What is asked =
Every record that follows should be printed verbatim.

Given data =
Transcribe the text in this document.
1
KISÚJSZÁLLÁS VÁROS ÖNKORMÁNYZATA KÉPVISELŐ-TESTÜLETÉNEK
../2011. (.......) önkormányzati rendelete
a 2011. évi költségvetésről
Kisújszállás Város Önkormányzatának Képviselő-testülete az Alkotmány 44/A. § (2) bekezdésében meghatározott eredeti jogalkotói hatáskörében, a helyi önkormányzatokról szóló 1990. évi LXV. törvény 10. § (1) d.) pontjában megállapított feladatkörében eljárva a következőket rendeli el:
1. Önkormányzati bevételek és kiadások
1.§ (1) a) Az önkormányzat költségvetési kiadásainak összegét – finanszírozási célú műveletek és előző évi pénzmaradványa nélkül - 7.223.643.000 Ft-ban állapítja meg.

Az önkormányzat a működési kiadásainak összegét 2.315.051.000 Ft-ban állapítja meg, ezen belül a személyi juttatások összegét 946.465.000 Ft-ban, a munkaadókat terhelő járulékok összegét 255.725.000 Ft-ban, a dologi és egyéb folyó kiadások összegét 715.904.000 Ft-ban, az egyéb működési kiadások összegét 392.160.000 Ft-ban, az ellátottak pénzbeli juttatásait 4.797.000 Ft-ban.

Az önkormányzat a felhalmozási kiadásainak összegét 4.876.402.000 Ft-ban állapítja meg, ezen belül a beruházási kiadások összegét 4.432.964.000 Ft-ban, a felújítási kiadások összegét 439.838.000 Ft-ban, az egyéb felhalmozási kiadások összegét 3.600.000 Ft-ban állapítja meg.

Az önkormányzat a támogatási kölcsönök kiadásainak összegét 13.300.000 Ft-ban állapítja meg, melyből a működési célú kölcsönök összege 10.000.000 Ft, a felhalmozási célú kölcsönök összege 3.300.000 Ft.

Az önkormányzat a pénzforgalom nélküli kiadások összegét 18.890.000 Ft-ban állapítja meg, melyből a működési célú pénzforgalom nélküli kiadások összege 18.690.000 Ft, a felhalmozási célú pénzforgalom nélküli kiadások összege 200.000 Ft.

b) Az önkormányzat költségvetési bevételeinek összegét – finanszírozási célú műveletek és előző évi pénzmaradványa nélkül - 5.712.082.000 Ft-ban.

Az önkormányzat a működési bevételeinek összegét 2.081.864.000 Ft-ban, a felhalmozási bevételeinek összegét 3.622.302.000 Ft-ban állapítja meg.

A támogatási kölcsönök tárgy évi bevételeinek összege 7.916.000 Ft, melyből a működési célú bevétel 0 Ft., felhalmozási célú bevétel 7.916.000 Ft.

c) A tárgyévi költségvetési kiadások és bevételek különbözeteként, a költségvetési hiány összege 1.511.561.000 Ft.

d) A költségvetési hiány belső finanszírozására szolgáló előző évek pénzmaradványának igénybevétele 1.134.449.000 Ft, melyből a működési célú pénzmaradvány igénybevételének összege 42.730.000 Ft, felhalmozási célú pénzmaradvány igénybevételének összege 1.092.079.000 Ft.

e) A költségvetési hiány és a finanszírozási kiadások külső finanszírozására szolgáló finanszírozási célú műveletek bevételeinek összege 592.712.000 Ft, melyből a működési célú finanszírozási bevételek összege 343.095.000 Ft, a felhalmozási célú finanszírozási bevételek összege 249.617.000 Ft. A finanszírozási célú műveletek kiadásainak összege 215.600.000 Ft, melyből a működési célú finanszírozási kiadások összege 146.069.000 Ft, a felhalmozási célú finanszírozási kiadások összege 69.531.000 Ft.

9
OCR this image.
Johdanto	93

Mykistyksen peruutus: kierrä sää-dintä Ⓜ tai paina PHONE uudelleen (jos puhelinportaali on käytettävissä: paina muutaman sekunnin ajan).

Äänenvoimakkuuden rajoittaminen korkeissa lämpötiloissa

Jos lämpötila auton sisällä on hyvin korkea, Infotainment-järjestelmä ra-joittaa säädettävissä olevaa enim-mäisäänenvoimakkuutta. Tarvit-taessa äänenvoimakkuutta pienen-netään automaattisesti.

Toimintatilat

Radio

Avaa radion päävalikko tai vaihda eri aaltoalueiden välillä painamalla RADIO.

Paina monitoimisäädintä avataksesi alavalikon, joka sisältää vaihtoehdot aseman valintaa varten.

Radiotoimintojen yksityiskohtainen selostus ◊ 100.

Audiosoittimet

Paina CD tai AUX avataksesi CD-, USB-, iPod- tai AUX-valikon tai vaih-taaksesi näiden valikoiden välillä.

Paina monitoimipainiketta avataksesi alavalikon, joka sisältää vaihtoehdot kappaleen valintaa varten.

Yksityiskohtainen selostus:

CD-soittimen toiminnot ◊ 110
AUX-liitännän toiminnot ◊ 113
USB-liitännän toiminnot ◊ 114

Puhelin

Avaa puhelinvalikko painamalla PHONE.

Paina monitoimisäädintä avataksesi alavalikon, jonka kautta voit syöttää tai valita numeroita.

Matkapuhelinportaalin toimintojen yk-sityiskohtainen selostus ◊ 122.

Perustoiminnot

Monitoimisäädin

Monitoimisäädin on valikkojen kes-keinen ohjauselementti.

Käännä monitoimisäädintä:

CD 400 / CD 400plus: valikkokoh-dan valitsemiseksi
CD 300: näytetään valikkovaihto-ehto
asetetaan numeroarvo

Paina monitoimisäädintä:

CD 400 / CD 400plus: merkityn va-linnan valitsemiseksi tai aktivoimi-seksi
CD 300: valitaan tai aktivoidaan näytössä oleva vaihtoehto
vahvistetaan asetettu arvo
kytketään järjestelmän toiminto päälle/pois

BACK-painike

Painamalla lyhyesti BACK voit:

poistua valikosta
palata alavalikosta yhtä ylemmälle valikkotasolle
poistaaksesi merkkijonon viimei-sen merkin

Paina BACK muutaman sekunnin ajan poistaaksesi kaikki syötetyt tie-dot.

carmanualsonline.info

Answer in full =
Transcribe the text in this document.
1
KISÚJSZÁLLÁS VÁROS ÖNKORMÁNYZATA KÉPVISELŐ-TESTÜLETÉNEK
../2011. (.......) önkormányzati rendelete
a 2011. évi költségvetésről
Kisújszállás Város Önkormányzatának Képviselő-testülete az Alkotmány 44/A. § (2) bekezdésében meghatározott eredeti jogalkotói hatáskörében, a helyi önkormányzatokról szóló 1990. évi LXV. törvény 10. § (1) d.) pontjában megállapított feladatkörében eljárva a következőket rendeli el:
1. Önkormányzati bevételek és kiadások
1.§ (1) a) Az önkormányzat költségvetési kiadásainak összegét – finanszírozási célú műveletek és előző évi pénzmaradványa nélkül - 7.223.643.000 Ft-ban állapítja meg.

Az önkormányzat a működési kiadásainak összegét 2.315.051.000 Ft-ban állapítja meg, ezen belül a személyi juttatások összegét 946.465.000 Ft-ban, a munkaadókat terhelő járulékok összegét 255.725.000 Ft-ban, a dologi és egyéb folyó kiadások összegét 715.904.000 Ft-ban, az egyéb működési kiadások összegét 392.160.000 Ft-ban, az ellátottak pénzbeli juttatásait 4.797.000 Ft-ban.

Az önkormányzat a felhalmozási kiadásainak összegét 4.876.402.000 Ft-ban állapítja meg, ezen belül a beruházási kiadások összegét 4.432.964.000 Ft-ban, a felújítási kiadások összegét 439.838.000 Ft-ban, az egyéb felhalmozási kiadások összegét 3.600.000 Ft-ban állapítja meg.

Az önkormányzat a támogatási kölcsönök kiadásainak összegét 13.300.000 Ft-ban állapítja meg, melyből a működési célú kölcsönök összege 10.000.000 Ft, a felhalmozási célú kölcsönök összege 3.300.000 Ft.

Az önkormányzat a pénzforgalom nélküli kiadások összegét 18.890.000 Ft-ban állapítja meg, melyből a működési célú pénzforgalom nélküli kiadások összege 18.690.000 Ft, a felhalmozási célú pénzforgalom nélküli kiadások összege 200.000 Ft.

b) Az önkormányzat költségvetési bevételeinek összegét – finanszírozási célú műveletek és előző évi pénzmaradványa nélkül - 5.712.082.000 Ft-ban.

Az önkormányzat a működési bevételeinek összegét 2.081.864.000 Ft-ban, a felhalmozási bevételeinek összegét 3.622.302.000 Ft-ban állapítja meg.

A támogatási kölcsönök tárgy évi bevételeinek összege 7.916.000 Ft, melyből a működési célú bevétel 0 Ft., felhalmozási célú bevétel 7.916.000 Ft.

c) A tárgyévi költségvetési kiadások és bevételek különbözeteként, a költségvetési hiány összege 1.511.561.000 Ft.

d) A költségvetési hiány belső finanszírozására szolgáló előző évek pénzmaradványának igénybevétele 1.134.449.000 Ft, melyből a működési célú pénzmaradvány igénybevételének összege 42.730.000 Ft, felhalmozási célú pénzmaradvány igénybevételének összege 1.092.079.000 Ft.

e) A költségvetési hiány és a finanszírozási kiadások külső finanszírozására szolgáló finanszírozási célú műveletek bevételeinek összege 592.712.000 Ft, melyből a működési célú finanszírozási bevételek összege 343.095.000 Ft, a felhalmozási célú finanszírozási bevételek összege 249.617.000 Ft. A finanszírozási célú műveletek kiadásainak összege 215.600.000 Ft, melyből a működési célú finanszírozási kiadások összege 146.069.000 Ft, a felhalmozási célú finanszírozási kiadások összege 69.531.000 Ft.

9
OCR this image.
Johdanto	93

Mykistyksen peruutus: kierrä sää-dintä Ⓜ tai paina PHONE uudelleen (jos puhelinportaali on käytettävissä: paina muutaman sekunnin ajan).

Äänenvoimakkuuden rajoittaminen korkeissa lämpötiloissa

Jos lämpötila auton sisällä on hyvin korkea, Infotainment-järjestelmä ra-joittaa säädettävissä olevaa enim-mäisäänenvoimakkuutta. Tarvit-taessa äänenvoimakkuutta pienen-netään automaattisesti.

Toimintatilat

Radio

Avaa radion päävalikko tai vaihda eri aaltoalueiden välillä painamalla RADIO.

Paina monitoimisäädintä avataksesi alavalikon, joka sisältää vaihtoehdot aseman valintaa varten.

Radiotoimintojen yksityiskohtainen selostus ◊ 100.

Audiosoittimet

Paina CD tai AUX avataksesi CD-, USB-, iPod- tai AUX-valikon tai vaih-taaksesi näiden valikoiden välillä.

Paina monitoimipainiketta avataksesi alavalikon, joka sisältää vaihtoehdot kappaleen valintaa varten.

Yksityiskohtainen selostus:

CD-soittimen toiminnot ◊ 110
AUX-liitännän toiminnot ◊ 113
USB-liitännän toiminnot ◊ 114

Puhelin

Avaa puhelinvalikko painamalla PHONE.

Paina monitoimisäädintä avataksesi alavalikon, jonka kautta voit syöttää tai valita numeroita.

Matkapuhelinportaalin toimintojen yk-sityiskohtainen selostus ◊ 122.

Perustoiminnot

Monitoimisäädin

Monitoimisäädin on valikkojen kes-keinen ohjauselementti.

Käännä monitoimisäädintä:

CD 400 / CD 400plus: valikkokoh-dan valitsemiseksi
CD 300: näytetään valikkovaihto-ehto
asetetaan numeroarvo

Paina monitoimisäädintä:

CD 400 / CD 400plus: merkityn va-linnan valitsemiseksi tai aktivoimi-seksi
CD 300: valitaan tai aktivoidaan näytössä oleva vaihtoehto
vahvistetaan asetettu arvo
kytketään järjestelmän toiminto päälle/pois

BACK-painike

Painamalla lyhyesti BACK voit:

poistua valikosta
palata alavalikosta yhtä ylemmälle valikkotasolle
poistaaksesi merkkijonon viimei-sen merkin

Paina BACK muutaman sekunnin ajan poistaaksesi kaikki syötetyt tie-dot.

carmanualsonline.info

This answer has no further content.